* _EXERCISE OBJECTIVE_
Any pictures in the records below should be skipped; write out everything else exactly.
··· THE DATA
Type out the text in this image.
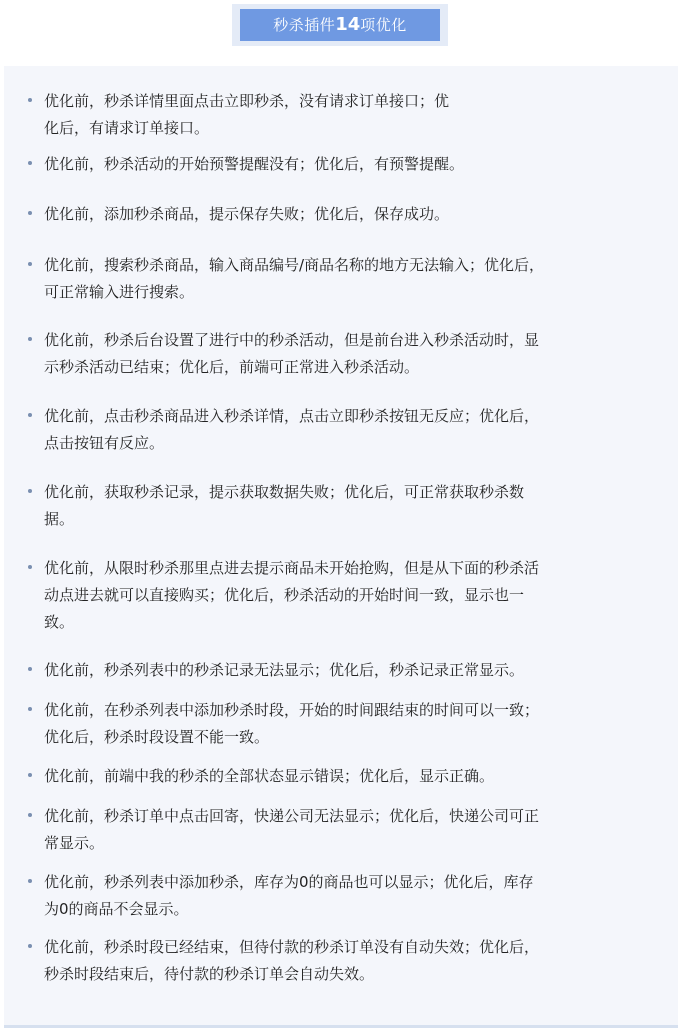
秒杀插件14项优化
优化前，秒杀详情里面点击立即秒杀，没有请求订单接口；优
化后，有请求订单接口。
优化前，秒杀活动的开始预警提醒没有；优化后，有预警提醒。
优化前，添加秒杀商品，提示保存失败；优化后，保存成功。
优化前，搜索秒杀商品，输入商品编号/商品名称的地方无法输入；优化后，
可正常输入进行搜索。
优化前，秒杀后台设置了进行中的秒杀活动，但是前台进入秒杀活动时，显
示秒杀活动已结束；优化后，前端可正常进入秒杀活动。
优化前，点击秒杀商品进入秒杀详情，点击立即秒杀按钮无反应；优化后，
点击按钮有反应。
优化前，获取秒杀记录，提示获取数据失败；优化后，可正常获取秒杀数
据。
优化前，从限时秒杀那里点进去提示商品未开始抢购，但是从下面的秒杀活
动点进去就可以直接购买；优化后，秒杀活动的开始时间一致，显示也一
致。
优化前，秒杀列表中的秒杀记录无法显示；优化后，秒杀记录正常显示。
优化前，在秒杀列表中添加秒杀时段，开始的时间跟结束的时间可以一致；
优化后，秒杀时段设置不能一致。
优化前，前端中我的秒杀的全部状态显示错误；优化后，显示正确。
优化前，秒杀订单中点击回寄，快递公司无法显示；优化后，快递公司可正
常显示。
优化前，秒杀列表中添加秒杀，库存为0的商品也可以显示；优化后，库存
为0的商品不会显示。
优化前，秒杀时段已经结束，但待付款的秒杀订单没有自动失效；优化后，
秒杀时段结束后，待付款的秒杀订单会自动失效。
······
* _FULL RESPONSE_
Type out the text in this image.
秒杀插件14项优化
优化前，秒杀详情里面点击立即秒杀，没有请求订单接口；优
化后，有请求订单接口。
优化前，秒杀活动的开始预警提醒没有；优化后，有预警提醒。
优化前，添加秒杀商品，提示保存失败；优化后，保存成功。
优化前，搜索秒杀商品，输入商品编号/商品名称的地方无法输入；优化后，
可正常输入进行搜索。
优化前，秒杀后台设置了进行中的秒杀活动，但是前台进入秒杀活动时，显
示秒杀活动已结束；优化后，前端可正常进入秒杀活动。
优化前，点击秒杀商品进入秒杀详情，点击立即秒杀按钮无反应；优化后，
点击按钮有反应。
优化前，获取秒杀记录，提示获取数据失败；优化后，可正常获取秒杀数
据。
优化前，从限时秒杀那里点进去提示商品未开始抢购，但是从下面的秒杀活
动点进去就可以直接购买；优化后，秒杀活动的开始时间一致，显示也一
致。
优化前，秒杀列表中的秒杀记录无法显示；优化后，秒杀记录正常显示。
优化前，在秒杀列表中添加秒杀时段，开始的时间跟结束的时间可以一致；
优化后，秒杀时段设置不能一致。
优化前，前端中我的秒杀的全部状态显示错误；优化后，显示正确。
优化前，秒杀订单中点击回寄，快递公司无法显示；优化后，快递公司可正
常显示。
优化前，秒杀列表中添加秒杀，库存为0的商品也可以显示；优化后，库存
为0的商品不会显示。
优化前，秒杀时段已经结束，但待付款的秒杀订单没有自动失效；优化后，
秒杀时段结束后，待付款的秒杀订单会自动失效。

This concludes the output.